### What is expected:
Pull each line holding the word "understand" from the data.

┌─ Provided data

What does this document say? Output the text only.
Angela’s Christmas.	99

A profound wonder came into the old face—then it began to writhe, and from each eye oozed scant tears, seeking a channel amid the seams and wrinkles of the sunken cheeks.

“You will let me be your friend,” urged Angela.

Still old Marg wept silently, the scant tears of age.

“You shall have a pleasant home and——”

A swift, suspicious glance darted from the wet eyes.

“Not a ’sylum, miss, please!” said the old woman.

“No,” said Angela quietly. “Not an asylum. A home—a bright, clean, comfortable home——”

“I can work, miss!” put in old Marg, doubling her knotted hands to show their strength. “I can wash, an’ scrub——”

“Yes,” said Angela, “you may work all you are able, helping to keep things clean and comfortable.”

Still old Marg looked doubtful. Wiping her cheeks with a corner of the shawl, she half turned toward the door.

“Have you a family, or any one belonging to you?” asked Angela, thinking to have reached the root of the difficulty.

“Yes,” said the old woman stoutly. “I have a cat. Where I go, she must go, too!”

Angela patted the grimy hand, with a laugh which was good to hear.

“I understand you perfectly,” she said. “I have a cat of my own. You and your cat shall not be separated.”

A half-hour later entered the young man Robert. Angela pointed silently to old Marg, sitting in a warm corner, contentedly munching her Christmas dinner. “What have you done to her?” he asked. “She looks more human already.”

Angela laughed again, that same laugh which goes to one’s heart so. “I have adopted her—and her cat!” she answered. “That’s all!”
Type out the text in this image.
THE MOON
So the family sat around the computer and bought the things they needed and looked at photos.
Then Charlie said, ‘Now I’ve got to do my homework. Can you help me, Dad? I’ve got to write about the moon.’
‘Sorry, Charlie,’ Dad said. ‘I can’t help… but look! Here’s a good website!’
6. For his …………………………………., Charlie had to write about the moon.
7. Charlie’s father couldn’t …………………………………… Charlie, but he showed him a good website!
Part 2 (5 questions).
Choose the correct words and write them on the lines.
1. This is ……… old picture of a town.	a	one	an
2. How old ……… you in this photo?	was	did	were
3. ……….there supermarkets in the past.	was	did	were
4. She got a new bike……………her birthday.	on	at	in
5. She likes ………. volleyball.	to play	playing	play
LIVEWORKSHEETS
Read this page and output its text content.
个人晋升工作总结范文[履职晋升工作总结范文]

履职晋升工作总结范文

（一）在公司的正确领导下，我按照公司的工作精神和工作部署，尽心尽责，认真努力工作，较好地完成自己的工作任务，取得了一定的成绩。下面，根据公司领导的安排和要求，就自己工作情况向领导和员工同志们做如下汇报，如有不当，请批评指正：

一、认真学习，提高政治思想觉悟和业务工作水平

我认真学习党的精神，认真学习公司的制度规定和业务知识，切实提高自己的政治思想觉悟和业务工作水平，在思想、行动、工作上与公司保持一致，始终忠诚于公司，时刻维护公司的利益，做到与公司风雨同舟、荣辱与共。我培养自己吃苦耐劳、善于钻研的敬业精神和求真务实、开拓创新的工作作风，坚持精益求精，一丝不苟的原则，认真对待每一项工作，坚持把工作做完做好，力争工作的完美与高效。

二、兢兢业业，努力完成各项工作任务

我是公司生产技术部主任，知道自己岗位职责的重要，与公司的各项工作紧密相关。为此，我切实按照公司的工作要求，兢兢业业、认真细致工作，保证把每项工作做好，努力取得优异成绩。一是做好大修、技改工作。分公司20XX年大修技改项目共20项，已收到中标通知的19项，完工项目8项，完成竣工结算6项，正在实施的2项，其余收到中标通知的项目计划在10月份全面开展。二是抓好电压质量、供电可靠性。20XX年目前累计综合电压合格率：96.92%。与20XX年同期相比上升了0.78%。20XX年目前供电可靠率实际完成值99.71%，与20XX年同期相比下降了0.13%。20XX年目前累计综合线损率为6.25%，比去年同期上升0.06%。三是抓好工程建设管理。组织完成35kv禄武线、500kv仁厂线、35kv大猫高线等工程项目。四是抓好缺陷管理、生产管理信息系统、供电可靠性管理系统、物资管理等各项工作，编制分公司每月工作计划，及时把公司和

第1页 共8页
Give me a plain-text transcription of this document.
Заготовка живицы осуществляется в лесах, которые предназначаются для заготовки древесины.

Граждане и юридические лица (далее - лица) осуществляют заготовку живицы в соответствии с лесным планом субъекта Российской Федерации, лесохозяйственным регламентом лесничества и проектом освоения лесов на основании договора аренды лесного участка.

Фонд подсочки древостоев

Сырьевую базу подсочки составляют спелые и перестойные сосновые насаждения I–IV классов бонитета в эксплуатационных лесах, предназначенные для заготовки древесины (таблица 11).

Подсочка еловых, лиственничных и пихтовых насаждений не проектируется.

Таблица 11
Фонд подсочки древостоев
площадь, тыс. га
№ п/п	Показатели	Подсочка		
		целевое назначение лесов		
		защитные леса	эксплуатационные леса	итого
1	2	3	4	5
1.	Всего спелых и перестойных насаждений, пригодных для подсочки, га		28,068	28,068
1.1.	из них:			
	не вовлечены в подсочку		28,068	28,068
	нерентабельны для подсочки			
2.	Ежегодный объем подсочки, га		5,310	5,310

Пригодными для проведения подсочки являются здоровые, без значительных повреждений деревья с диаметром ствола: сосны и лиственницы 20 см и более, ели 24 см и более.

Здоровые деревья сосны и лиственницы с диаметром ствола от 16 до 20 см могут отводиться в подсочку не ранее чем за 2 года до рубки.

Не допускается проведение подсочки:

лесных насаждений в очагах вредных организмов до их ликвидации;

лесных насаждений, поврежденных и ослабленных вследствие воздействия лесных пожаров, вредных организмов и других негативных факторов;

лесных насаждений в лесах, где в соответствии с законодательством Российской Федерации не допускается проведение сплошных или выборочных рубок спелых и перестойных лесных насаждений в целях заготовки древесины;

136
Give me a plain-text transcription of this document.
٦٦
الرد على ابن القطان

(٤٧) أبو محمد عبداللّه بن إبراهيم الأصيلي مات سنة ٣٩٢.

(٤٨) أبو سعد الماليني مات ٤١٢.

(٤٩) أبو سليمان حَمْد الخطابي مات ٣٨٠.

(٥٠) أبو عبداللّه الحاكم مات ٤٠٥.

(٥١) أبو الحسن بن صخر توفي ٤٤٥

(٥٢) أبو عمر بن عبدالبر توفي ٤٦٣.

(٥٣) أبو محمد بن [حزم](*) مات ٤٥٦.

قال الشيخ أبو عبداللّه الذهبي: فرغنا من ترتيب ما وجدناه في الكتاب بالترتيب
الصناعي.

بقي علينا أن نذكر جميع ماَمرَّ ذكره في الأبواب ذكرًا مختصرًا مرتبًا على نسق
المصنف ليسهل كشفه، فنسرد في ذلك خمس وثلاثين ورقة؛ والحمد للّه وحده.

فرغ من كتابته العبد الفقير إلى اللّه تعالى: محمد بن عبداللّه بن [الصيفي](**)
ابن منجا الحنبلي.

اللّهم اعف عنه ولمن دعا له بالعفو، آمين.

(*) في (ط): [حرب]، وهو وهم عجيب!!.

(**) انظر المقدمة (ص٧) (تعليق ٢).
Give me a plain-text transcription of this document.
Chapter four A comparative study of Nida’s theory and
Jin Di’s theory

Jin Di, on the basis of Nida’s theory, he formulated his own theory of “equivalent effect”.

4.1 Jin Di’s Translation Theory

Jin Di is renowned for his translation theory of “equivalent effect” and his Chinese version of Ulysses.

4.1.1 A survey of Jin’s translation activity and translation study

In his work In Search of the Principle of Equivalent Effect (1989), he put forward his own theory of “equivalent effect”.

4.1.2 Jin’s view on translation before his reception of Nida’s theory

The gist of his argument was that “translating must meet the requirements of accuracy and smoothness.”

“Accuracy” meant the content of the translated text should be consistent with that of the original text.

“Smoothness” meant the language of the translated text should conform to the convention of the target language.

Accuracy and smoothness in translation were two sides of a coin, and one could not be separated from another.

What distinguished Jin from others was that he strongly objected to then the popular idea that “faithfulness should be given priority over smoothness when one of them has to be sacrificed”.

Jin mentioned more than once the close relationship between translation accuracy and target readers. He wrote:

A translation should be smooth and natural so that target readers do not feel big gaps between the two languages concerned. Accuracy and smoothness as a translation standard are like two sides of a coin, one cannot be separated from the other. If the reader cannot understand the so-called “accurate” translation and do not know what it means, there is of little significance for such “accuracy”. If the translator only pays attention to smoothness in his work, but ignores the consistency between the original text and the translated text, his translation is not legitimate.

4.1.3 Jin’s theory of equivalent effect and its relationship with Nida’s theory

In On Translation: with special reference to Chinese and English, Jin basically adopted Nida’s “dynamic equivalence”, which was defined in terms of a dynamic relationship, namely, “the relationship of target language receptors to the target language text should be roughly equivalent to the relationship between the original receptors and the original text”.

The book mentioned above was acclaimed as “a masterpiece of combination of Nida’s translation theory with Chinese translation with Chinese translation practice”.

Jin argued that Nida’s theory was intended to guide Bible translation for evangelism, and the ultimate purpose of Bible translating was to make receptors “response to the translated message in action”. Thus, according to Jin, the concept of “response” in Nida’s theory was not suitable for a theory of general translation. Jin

└─

### Task response:
“I understand you perfectly,” she said. “I have a cat of my own. You and your cat shall not be separated.”
A translation should be smooth and natural so that target readers do not feel big gaps between the two languages concerned. Accuracy and smoothness as a translation standard are like two sides of a coin, one cannot be separated from the other. If the reader cannot understand the so-called “accurate” translation and do not know what it means, there is of little significance for such “accuracy”. If the translator only pays attention to smoothness in his work, but ignores the consistency between the original text and the translated text, his translation is not legitimate.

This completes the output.